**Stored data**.

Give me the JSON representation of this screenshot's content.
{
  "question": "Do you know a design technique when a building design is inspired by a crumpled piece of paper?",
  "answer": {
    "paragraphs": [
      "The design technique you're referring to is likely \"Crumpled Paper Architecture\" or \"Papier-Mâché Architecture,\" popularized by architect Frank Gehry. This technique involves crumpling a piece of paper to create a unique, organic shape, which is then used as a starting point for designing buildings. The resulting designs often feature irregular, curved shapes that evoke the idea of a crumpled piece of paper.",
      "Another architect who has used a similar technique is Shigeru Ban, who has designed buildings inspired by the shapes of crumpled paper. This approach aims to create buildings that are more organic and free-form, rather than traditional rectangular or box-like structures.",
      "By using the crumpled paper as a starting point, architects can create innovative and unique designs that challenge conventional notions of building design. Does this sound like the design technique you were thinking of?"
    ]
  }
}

**Work required**.
Reproduce the data in its entirety, matching each character.

**Exercise solution**.
Give me the JSON representation of this screenshot's content.
{
  "question": "Do you know a design technique when a building design is inspired by a crumpled piece of paper?",
  "answer": {
    "paragraphs": [
      "The design technique you're referring to is likely \"Crumpled Paper Architecture\" or \"Papier-Mâché Architecture,\" popularized by architect Frank Gehry. This technique involves crumpling a piece of paper to create a unique, organic shape, which is then used as a starting point for designing buildings. The resulting designs often feature irregular, curved shapes that evoke the idea of a crumpled piece of paper.",
      "Another architect who has used a similar technique is Shigeru Ban, who has designed buildings inspired by the shapes of crumpled paper. This approach aims to create buildings that are more organic and free-form, rather than traditional rectangular or box-like structures.",
      "By using the crumpled paper as a starting point, architects can create innovative and unique designs that challenge conventional notions of building design. Does this sound like the design technique you were thinking of?"
    ]
  }
}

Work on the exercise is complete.